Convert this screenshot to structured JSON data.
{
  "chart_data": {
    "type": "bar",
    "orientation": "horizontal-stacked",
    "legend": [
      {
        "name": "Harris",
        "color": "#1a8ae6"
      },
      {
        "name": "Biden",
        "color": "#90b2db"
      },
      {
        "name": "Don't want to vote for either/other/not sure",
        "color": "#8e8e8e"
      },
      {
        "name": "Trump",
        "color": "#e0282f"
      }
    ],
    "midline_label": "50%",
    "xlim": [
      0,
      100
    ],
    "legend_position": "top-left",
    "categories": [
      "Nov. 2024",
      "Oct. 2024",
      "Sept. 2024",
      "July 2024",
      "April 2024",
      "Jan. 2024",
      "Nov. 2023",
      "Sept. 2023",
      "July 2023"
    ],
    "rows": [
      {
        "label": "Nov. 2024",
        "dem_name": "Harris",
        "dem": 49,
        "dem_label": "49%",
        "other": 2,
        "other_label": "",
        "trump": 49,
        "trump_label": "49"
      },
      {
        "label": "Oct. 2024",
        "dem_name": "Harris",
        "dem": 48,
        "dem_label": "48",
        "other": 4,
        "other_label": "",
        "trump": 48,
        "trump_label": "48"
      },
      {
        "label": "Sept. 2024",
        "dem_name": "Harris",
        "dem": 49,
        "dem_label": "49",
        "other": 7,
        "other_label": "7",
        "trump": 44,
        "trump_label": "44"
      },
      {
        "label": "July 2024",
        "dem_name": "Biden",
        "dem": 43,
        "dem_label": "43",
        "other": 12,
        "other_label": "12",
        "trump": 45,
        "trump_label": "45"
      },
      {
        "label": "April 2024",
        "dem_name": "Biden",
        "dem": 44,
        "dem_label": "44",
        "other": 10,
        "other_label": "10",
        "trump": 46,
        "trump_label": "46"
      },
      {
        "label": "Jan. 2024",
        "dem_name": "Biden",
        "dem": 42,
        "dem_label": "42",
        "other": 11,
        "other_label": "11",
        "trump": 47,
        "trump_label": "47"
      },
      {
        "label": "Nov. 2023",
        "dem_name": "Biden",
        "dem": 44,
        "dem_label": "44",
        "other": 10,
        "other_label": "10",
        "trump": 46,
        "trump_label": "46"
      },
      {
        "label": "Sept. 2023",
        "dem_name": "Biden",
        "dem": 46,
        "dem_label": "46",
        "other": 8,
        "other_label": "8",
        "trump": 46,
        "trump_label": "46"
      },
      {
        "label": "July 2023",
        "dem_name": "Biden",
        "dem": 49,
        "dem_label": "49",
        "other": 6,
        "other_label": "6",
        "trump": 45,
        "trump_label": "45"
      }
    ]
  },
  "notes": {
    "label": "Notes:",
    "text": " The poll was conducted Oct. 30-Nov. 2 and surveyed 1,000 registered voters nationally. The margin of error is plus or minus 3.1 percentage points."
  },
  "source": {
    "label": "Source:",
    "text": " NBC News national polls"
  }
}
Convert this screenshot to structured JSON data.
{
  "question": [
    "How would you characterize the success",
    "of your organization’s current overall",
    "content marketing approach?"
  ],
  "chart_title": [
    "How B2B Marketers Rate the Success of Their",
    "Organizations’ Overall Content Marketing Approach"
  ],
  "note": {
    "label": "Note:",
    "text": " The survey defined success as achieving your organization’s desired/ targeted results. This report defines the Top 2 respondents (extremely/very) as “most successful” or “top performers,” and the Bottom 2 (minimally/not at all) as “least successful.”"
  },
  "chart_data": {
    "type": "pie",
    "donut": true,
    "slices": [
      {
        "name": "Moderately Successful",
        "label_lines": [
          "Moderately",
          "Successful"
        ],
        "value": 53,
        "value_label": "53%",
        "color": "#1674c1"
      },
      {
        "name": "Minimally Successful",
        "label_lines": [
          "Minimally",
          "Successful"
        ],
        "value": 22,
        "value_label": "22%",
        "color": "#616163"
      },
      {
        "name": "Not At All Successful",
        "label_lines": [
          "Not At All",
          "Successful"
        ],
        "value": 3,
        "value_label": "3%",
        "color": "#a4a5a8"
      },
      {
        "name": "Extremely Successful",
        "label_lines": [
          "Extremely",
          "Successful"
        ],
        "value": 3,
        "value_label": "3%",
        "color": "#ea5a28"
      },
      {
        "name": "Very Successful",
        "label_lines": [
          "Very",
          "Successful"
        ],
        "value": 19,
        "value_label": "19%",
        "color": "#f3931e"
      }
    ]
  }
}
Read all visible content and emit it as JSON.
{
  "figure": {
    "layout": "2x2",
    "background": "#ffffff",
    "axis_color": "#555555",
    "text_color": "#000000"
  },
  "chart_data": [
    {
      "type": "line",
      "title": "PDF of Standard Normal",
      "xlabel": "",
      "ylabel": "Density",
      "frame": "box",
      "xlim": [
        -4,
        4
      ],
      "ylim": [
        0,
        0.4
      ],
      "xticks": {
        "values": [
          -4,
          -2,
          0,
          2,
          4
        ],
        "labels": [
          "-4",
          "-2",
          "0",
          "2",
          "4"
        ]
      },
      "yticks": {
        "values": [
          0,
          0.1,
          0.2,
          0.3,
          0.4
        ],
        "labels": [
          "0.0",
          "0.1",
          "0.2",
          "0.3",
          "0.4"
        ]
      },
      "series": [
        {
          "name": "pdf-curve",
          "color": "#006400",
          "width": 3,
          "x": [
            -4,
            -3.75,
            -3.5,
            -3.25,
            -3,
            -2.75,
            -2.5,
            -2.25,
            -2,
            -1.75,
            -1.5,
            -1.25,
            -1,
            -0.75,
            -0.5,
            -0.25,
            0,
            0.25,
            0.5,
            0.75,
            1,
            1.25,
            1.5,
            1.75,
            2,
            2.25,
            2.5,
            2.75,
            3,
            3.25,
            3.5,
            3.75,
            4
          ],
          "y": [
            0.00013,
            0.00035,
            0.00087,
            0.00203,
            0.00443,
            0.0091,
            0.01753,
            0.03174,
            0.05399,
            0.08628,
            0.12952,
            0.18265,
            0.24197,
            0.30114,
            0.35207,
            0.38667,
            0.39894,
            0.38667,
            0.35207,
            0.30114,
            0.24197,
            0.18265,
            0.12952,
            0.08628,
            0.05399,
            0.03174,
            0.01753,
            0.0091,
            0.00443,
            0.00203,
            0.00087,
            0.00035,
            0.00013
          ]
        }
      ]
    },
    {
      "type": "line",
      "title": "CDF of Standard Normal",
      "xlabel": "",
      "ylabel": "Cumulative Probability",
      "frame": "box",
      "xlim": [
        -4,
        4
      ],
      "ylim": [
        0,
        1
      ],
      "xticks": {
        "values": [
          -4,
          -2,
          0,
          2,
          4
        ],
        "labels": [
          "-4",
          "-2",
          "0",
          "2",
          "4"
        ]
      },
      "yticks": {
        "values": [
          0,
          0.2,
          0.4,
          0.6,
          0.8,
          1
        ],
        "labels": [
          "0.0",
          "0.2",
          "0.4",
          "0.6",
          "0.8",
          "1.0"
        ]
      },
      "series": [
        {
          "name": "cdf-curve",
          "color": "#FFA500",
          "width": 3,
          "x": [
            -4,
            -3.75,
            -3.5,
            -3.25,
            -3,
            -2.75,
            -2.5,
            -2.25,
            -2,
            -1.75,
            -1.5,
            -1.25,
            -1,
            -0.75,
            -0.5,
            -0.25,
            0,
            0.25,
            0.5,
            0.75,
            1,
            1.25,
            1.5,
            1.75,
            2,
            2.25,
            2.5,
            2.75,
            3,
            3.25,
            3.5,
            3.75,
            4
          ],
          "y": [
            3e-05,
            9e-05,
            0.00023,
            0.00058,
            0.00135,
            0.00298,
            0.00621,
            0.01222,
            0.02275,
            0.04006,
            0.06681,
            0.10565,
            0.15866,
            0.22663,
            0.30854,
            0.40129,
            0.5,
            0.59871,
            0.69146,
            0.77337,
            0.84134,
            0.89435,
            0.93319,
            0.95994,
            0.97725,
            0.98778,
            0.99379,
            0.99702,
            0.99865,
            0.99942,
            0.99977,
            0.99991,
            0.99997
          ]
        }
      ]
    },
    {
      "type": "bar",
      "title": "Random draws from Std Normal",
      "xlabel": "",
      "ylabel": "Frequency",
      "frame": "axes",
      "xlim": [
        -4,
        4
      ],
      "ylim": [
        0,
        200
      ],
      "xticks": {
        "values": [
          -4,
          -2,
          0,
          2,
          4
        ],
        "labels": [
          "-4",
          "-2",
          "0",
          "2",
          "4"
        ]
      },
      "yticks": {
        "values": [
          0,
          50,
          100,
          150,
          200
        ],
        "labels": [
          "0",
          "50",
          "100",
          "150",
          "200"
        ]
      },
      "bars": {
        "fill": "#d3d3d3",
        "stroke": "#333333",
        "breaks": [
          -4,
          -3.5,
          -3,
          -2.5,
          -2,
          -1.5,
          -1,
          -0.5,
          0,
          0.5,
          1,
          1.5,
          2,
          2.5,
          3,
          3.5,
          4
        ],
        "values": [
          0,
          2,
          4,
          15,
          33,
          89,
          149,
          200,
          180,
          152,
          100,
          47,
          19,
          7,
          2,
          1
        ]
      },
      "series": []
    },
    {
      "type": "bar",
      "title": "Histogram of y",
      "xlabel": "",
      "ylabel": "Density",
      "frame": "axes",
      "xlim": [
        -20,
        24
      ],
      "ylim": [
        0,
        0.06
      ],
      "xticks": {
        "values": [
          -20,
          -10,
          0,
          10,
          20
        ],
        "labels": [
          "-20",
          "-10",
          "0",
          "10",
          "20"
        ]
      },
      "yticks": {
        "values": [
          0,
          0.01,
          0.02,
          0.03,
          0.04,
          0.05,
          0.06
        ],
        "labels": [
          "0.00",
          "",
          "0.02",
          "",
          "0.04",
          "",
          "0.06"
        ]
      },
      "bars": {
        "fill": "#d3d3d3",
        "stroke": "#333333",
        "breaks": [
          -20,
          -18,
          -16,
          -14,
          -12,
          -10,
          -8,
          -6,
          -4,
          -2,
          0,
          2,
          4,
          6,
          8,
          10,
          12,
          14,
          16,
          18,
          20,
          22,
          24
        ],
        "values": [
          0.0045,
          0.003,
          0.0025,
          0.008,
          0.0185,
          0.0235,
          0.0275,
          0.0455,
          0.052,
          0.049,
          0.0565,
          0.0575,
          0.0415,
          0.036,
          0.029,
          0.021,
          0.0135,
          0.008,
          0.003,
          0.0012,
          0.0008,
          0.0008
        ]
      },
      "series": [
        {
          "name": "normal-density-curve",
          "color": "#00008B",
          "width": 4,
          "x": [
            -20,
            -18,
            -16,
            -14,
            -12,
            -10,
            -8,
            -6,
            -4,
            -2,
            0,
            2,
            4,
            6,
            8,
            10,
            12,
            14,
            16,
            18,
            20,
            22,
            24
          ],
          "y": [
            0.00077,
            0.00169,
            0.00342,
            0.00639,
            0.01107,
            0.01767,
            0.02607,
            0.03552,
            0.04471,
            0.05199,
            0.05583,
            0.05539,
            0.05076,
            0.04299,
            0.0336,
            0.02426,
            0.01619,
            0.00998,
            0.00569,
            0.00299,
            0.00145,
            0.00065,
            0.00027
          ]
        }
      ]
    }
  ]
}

▸ **EXERCISE**
Identify each line in the records above containing the word "Moderately"; copy those lines.

▸ **ANSWER BELOW**
        "name": "Moderately Successful",
          "Moderately",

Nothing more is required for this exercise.